(Work to be completed):
Print the entire listing. Each line must match the original exactly.

▬▬▬

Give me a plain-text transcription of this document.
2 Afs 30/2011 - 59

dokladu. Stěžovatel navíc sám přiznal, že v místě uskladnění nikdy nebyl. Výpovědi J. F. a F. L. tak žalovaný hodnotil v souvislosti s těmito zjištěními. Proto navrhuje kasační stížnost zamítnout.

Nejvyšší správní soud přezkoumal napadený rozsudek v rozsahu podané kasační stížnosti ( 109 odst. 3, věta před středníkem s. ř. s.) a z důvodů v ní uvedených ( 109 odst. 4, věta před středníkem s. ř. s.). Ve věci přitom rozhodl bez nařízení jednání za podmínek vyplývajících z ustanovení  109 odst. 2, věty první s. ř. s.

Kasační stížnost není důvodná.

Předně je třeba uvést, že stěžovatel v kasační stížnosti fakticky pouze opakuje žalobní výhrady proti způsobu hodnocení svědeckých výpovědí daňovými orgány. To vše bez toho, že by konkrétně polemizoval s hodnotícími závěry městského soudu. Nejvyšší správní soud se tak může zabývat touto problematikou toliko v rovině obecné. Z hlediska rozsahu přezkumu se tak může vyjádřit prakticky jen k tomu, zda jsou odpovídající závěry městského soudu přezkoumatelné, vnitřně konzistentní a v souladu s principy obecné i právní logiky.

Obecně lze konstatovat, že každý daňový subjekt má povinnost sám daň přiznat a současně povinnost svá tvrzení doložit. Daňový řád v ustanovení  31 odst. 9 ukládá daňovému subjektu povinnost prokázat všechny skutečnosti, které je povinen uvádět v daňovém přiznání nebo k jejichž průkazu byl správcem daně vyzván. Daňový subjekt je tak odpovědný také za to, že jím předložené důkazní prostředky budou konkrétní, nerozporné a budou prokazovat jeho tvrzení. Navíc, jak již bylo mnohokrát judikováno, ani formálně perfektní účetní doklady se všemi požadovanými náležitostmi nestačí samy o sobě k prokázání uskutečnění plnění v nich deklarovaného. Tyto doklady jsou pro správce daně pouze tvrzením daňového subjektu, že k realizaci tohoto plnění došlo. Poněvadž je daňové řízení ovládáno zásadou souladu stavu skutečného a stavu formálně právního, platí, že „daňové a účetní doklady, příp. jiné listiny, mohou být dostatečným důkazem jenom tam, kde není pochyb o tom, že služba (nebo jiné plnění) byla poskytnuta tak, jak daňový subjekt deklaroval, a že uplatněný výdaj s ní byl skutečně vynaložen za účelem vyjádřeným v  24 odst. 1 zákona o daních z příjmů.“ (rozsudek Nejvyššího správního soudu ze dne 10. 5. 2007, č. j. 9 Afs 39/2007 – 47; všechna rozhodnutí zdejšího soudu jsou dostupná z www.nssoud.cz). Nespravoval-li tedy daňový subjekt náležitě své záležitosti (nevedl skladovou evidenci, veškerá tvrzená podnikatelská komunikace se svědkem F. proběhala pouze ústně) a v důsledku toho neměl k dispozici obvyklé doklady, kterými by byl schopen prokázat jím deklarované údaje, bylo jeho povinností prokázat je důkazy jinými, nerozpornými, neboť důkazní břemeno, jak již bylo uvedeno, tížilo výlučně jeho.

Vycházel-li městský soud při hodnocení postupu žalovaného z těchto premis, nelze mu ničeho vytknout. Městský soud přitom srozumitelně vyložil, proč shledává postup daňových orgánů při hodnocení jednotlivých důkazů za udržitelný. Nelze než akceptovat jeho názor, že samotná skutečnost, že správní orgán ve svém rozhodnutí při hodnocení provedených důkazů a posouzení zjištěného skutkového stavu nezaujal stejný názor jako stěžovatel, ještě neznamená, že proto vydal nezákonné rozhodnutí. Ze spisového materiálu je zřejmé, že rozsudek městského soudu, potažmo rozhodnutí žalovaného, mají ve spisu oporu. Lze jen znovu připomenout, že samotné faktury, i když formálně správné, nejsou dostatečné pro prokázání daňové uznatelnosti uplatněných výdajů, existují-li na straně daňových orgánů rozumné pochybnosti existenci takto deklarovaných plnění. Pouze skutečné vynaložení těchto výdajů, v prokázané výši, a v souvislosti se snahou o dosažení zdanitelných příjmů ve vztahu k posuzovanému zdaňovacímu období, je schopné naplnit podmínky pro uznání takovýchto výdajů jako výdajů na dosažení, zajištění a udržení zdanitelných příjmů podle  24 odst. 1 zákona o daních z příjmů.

▬▬▬

(Result of the task):
Give me a plain-text transcription of this document.
2 Afs 30/2011 - 59

dokladu. Stěžovatel navíc sám přiznal, že v místě uskladnění nikdy nebyl. Výpovědi J. F. a F. L. tak žalovaný hodnotil v souvislosti s těmito zjištěními. Proto navrhuje kasační stížnost zamítnout.

Nejvyšší správní soud přezkoumal napadený rozsudek v rozsahu podané kasační stížnosti ( 109 odst. 3, věta před středníkem s. ř. s.) a z důvodů v ní uvedených ( 109 odst. 4, věta před středníkem s. ř. s.). Ve věci přitom rozhodl bez nařízení jednání za podmínek vyplývajících z ustanovení  109 odst. 2, věty první s. ř. s.

Kasační stížnost není důvodná.

Předně je třeba uvést, že stěžovatel v kasační stížnosti fakticky pouze opakuje žalobní výhrady proti způsobu hodnocení svědeckých výpovědí daňovými orgány. To vše bez toho, že by konkrétně polemizoval s hodnotícími závěry městského soudu. Nejvyšší správní soud se tak může zabývat touto problematikou toliko v rovině obecné. Z hlediska rozsahu přezkumu se tak může vyjádřit prakticky jen k tomu, zda jsou odpovídající závěry městského soudu přezkoumatelné, vnitřně konzistentní a v souladu s principy obecné i právní logiky.

Obecně lze konstatovat, že každý daňový subjekt má povinnost sám daň přiznat a současně povinnost svá tvrzení doložit. Daňový řád v ustanovení  31 odst. 9 ukládá daňovému subjektu povinnost prokázat všechny skutečnosti, které je povinen uvádět v daňovém přiznání nebo k jejichž průkazu byl správcem daně vyzván. Daňový subjekt je tak odpovědný také za to, že jím předložené důkazní prostředky budou konkrétní, nerozporné a budou prokazovat jeho tvrzení. Navíc, jak již bylo mnohokrát judikováno, ani formálně perfektní účetní doklady se všemi požadovanými náležitostmi nestačí samy o sobě k prokázání uskutečnění plnění v nich deklarovaného. Tyto doklady jsou pro správce daně pouze tvrzením daňového subjektu, že k realizaci tohoto plnění došlo. Poněvadž je daňové řízení ovládáno zásadou souladu stavu skutečného a stavu formálně právního, platí, že „daňové a účetní doklady, příp. jiné listiny, mohou být dostatečným důkazem jenom tam, kde není pochyb o tom, že služba (nebo jiné plnění) byla poskytnuta tak, jak daňový subjekt deklaroval, a že uplatněný výdaj s ní byl skutečně vynaložen za účelem vyjádřeným v  24 odst. 1 zákona o daních z příjmů.“ (rozsudek Nejvyššího správního soudu ze dne 10. 5. 2007, č. j. 9 Afs 39/2007 – 47; všechna rozhodnutí zdejšího soudu jsou dostupná z www.nssoud.cz). Nespravoval-li tedy daňový subjekt náležitě své záležitosti (nevedl skladovou evidenci, veškerá tvrzená podnikatelská komunikace se svědkem F. proběhala pouze ústně) a v důsledku toho neměl k dispozici obvyklé doklady, kterými by byl schopen prokázat jím deklarované údaje, bylo jeho povinností prokázat je důkazy jinými, nerozpornými, neboť důkazní břemeno, jak již bylo uvedeno, tížilo výlučně jeho.

Vycházel-li městský soud při hodnocení postupu žalovaného z těchto premis, nelze mu ničeho vytknout. Městský soud přitom srozumitelně vyložil, proč shledává postup daňových orgánů při hodnocení jednotlivých důkazů za udržitelný. Nelze než akceptovat jeho názor, že samotná skutečnost, že správní orgán ve svém rozhodnutí při hodnocení provedených důkazů a posouzení zjištěného skutkového stavu nezaujal stejný názor jako stěžovatel, ještě neznamená, že proto vydal nezákonné rozhodnutí. Ze spisového materiálu je zřejmé, že rozsudek městského soudu, potažmo rozhodnutí žalovaného, mají ve spisu oporu. Lze jen znovu připomenout, že samotné faktury, i když formálně správné, nejsou dostatečné pro prokázání daňové uznatelnosti uplatněných výdajů, existují-li na straně daňových orgánů rozumné pochybnosti existenci takto deklarovaných plnění. Pouze skutečné vynaložení těchto výdajů, v prokázané výši, a v souvislosti se snahou o dosažení zdanitelných příjmů ve vztahu k posuzovanému zdaňovacímu období, je schopné naplnit podmínky pro uznání takovýchto výdajů jako výdajů na dosažení, zajištění a udržení zdanitelných příjmů podle  24 odst. 1 zákona o daních z příjmů.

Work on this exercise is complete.